## WORK TO BE COMPLETED:
From the listing below, extract each entry exactly as written, minus the images.

## DATA TO USE:
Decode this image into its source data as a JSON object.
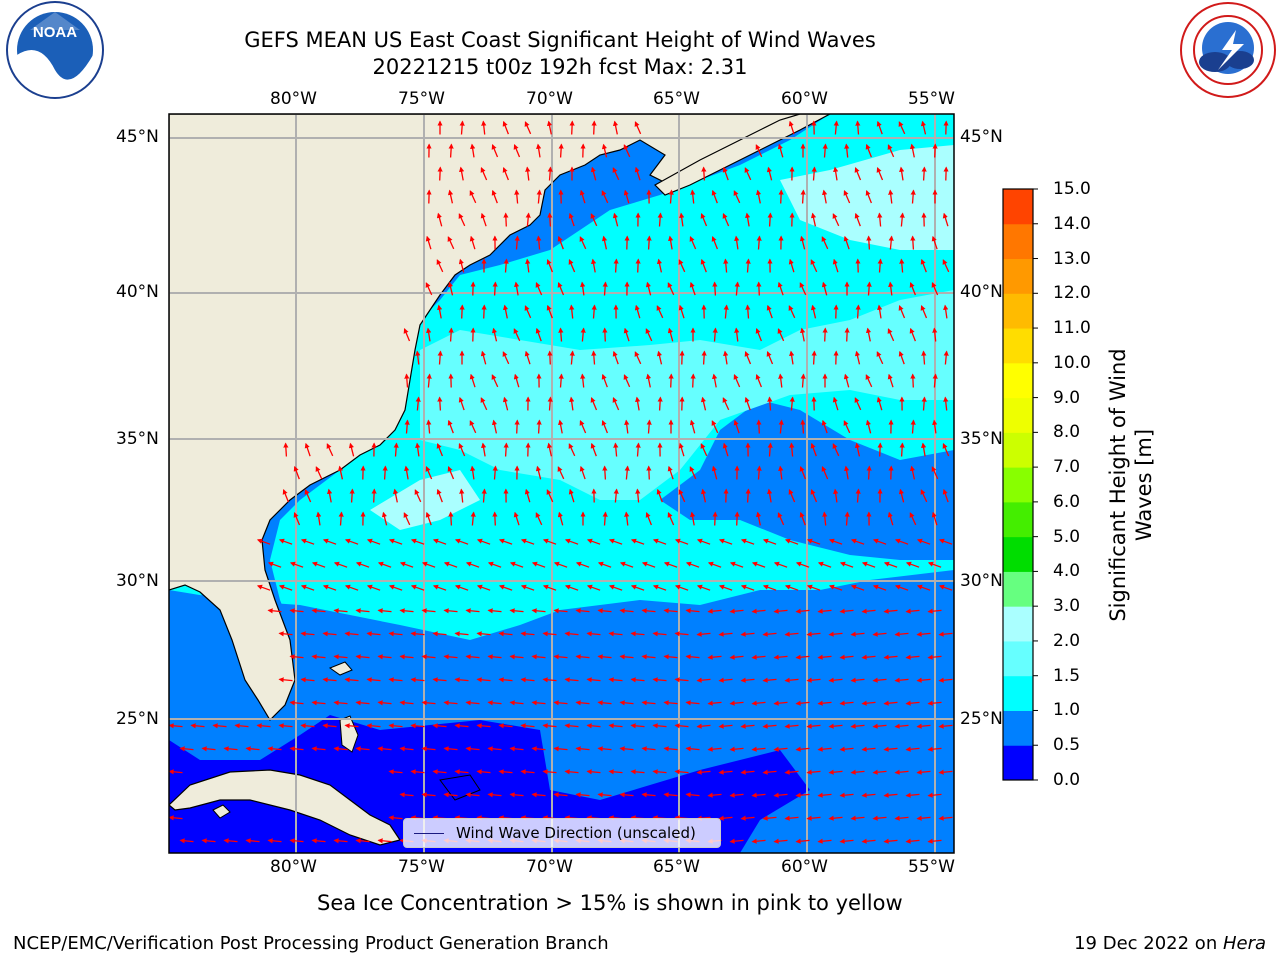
{
  "header": {
    "title_line1": "GEFS MEAN US East Coast Significant Height of Wind Waves",
    "title_line2": "20221215 t00z 192h fcst   Max: 2.31"
  },
  "logos": {
    "left": {
      "name": "noaa-logo",
      "text": "NOAA",
      "ring_text": "NATIONAL OCEANIC AND ATMOSPHERIC ADMINISTRATION · U.S. DEPARTMENT OF COMMERCE"
    },
    "right": {
      "name": "nws-logo",
      "ring_text": "NATIONAL WEATHER SERVICE"
    }
  },
  "map": {
    "lon_ticks": [
      "80°W",
      "75°W",
      "70°W",
      "65°W",
      "60°W",
      "55°W"
    ],
    "lat_ticks": [
      "45°N",
      "40°N",
      "35°N",
      "30°N",
      "25°N"
    ],
    "lon_range": [
      -85,
      -54.2
    ],
    "lat_range": [
      20.5,
      45.8
    ],
    "colors": {
      "land": "#efecdb",
      "grid": "#b0b0b0",
      "arrow": "#ff0000",
      "coast": "#000000"
    },
    "legend_label": "Wind Wave Direction (unscaled)"
  },
  "colorbar": {
    "label": "Significant Height of Wind Waves [m]",
    "ticks": [
      "15.0",
      "14.0",
      "13.0",
      "12.0",
      "11.0",
      "10.0",
      "9.0",
      "8.0",
      "7.0",
      "6.0",
      "5.0",
      "4.0",
      "3.0",
      "2.0",
      "1.5",
      "1.0",
      "0.5",
      "0.0"
    ],
    "colors": [
      "#0000ff",
      "#0080ff",
      "#00ffff",
      "#66ffff",
      "#aaffff",
      "#66ff80",
      "#00dd00",
      "#44ee00",
      "#88ff00",
      "#ccff00",
      "#eeff00",
      "#ffff00",
      "#ffdd00",
      "#ffbb00",
      "#ff9900",
      "#ff7700",
      "#ff4400",
      "#ff0000"
    ]
  },
  "footer": {
    "note": "Sea Ice Concentration > 15% is shown in pink to yellow",
    "left": "NCEP/EMC/Verification Post Processing Product Generation Branch",
    "right_date": "19 Dec 2022 on ",
    "right_machine": "Hera"
  }
}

## OUTPUT OF THE TASK:
Decode this image into its source data as a JSON object.
{
  "header": {
    "title_line1": "GEFS MEAN US East Coast Significant Height of Wind Waves",
    "title_line2": "20221215 t00z 192h fcst   Max: 2.31"
  },
  "logos": {
    "left": {
      "name": "noaa-logo",
      "text": "NOAA",
      "ring_text": "NATIONAL OCEANIC AND ATMOSPHERIC ADMINISTRATION · U.S. DEPARTMENT OF COMMERCE"
    },
    "right": {
      "name": "nws-logo",
      "ring_text": "NATIONAL WEATHER SERVICE"
    }
  },
  "map": {
    "lon_ticks": [
      "80°W",
      "75°W",
      "70°W",
      "65°W",
      "60°W",
      "55°W"
    ],
    "lat_ticks": [
      "45°N",
      "40°N",
      "35°N",
      "30°N",
      "25°N"
    ],
    "lon_range": [
      -85,
      -54.2
    ],
    "lat_range": [
      20.5,
      45.8
    ],
    "colors": {
      "land": "#efecdb",
      "grid": "#b0b0b0",
      "arrow": "#ff0000",
      "coast": "#000000"
    },
    "legend_label": "Wind Wave Direction (unscaled)"
  },
  "colorbar": {
    "label": "Significant Height of Wind Waves [m]",
    "ticks": [
      "15.0",
      "14.0",
      "13.0",
      "12.0",
      "11.0",
      "10.0",
      "9.0",
      "8.0",
      "7.0",
      "6.0",
      "5.0",
      "4.0",
      "3.0",
      "2.0",
      "1.5",
      "1.0",
      "0.5",
      "0.0"
    ],
    "colors": [
      "#0000ff",
      "#0080ff",
      "#00ffff",
      "#66ffff",
      "#aaffff",
      "#66ff80",
      "#00dd00",
      "#44ee00",
      "#88ff00",
      "#ccff00",
      "#eeff00",
      "#ffff00",
      "#ffdd00",
      "#ffbb00",
      "#ff9900",
      "#ff7700",
      "#ff4400",
      "#ff0000"
    ]
  },
  "footer": {
    "note": "Sea Ice Concentration > 15% is shown in pink to yellow",
    "left": "NCEP/EMC/Verification Post Processing Product Generation Branch",
    "right_date": "19 Dec 2022 on ",
    "right_machine": "Hera"
  }
}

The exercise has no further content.